Search the material for the string "jade", then return every line where it is found.

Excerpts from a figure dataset
* BEGIN *
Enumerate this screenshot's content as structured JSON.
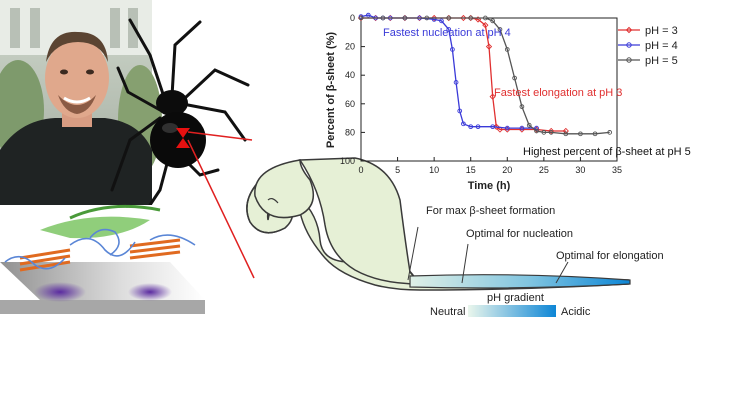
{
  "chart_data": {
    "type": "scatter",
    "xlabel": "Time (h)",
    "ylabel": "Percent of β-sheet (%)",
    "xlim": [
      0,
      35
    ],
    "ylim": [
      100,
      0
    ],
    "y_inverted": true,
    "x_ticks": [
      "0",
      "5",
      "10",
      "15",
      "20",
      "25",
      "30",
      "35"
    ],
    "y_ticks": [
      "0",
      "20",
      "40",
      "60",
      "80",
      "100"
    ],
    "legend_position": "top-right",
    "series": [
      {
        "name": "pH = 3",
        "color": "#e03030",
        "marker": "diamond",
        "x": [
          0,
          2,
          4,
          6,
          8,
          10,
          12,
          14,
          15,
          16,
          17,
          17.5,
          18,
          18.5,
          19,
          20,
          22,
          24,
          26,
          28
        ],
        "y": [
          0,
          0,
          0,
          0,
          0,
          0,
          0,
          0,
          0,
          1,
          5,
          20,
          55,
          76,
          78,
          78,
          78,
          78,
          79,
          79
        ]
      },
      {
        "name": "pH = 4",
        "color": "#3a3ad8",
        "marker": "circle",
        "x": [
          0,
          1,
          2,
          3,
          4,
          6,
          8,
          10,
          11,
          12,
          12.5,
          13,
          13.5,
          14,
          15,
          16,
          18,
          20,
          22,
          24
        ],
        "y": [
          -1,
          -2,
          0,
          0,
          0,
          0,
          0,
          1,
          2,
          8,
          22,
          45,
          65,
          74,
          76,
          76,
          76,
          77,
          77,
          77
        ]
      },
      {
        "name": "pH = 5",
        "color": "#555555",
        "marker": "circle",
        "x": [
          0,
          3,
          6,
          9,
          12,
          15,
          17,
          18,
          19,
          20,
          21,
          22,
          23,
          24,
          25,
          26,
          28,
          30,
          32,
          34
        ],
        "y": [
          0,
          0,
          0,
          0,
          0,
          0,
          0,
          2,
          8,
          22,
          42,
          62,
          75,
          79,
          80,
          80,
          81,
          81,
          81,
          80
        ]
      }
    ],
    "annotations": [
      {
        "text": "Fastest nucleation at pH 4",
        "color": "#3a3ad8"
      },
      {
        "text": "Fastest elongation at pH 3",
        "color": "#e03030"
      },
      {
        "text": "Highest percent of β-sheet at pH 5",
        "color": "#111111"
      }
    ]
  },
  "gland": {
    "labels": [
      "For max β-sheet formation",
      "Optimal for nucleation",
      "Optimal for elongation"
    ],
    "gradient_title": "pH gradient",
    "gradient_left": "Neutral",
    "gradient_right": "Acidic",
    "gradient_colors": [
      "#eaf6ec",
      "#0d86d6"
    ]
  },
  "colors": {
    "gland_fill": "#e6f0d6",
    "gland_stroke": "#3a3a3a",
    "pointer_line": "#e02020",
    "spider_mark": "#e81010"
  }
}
* END *
* BEGIN *
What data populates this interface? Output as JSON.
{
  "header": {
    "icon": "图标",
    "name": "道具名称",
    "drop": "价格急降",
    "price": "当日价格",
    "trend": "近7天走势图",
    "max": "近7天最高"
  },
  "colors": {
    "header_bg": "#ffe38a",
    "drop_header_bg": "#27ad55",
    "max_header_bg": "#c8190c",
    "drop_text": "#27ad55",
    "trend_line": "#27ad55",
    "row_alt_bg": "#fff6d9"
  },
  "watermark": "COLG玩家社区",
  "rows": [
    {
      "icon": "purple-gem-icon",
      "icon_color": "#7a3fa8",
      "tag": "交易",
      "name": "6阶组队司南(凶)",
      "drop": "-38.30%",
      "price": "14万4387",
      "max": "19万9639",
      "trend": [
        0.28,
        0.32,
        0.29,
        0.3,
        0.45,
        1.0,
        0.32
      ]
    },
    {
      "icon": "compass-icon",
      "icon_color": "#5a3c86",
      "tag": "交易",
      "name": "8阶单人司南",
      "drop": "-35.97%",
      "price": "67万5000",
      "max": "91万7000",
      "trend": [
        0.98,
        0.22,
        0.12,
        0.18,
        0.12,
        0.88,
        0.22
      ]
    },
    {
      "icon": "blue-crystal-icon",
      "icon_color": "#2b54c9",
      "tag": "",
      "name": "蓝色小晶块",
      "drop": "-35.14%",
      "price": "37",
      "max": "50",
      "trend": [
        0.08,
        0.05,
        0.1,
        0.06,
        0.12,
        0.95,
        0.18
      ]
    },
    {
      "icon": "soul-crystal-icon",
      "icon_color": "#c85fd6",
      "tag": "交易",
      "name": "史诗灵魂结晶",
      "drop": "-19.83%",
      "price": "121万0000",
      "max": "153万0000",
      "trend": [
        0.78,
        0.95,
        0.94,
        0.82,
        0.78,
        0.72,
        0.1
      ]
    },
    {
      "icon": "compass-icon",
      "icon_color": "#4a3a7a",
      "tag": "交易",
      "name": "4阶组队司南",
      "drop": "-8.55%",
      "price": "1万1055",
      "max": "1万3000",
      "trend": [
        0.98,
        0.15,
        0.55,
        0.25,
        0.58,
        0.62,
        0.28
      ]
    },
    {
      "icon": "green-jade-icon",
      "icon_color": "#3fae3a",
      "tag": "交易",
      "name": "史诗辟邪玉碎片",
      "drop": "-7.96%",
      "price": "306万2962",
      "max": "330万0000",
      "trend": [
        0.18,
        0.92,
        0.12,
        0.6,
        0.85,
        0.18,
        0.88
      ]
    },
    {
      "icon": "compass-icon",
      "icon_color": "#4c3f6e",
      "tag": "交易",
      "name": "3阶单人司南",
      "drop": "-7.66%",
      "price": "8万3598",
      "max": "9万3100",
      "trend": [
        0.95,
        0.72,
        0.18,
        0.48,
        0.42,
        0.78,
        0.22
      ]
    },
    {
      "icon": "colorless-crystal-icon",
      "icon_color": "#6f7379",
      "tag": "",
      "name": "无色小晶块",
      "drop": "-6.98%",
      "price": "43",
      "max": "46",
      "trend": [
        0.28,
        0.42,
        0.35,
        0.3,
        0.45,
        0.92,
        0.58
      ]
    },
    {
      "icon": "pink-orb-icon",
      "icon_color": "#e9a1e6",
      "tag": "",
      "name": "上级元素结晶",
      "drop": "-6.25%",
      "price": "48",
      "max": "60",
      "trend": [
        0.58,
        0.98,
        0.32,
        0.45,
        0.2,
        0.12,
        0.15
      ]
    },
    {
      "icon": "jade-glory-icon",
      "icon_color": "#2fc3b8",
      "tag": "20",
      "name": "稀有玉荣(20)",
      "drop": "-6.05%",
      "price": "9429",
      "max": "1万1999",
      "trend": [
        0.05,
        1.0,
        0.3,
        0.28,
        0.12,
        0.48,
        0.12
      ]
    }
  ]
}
* END *
> [Result below]:
      "icon": "green-jade-icon",
      "icon": "jade-glory-icon",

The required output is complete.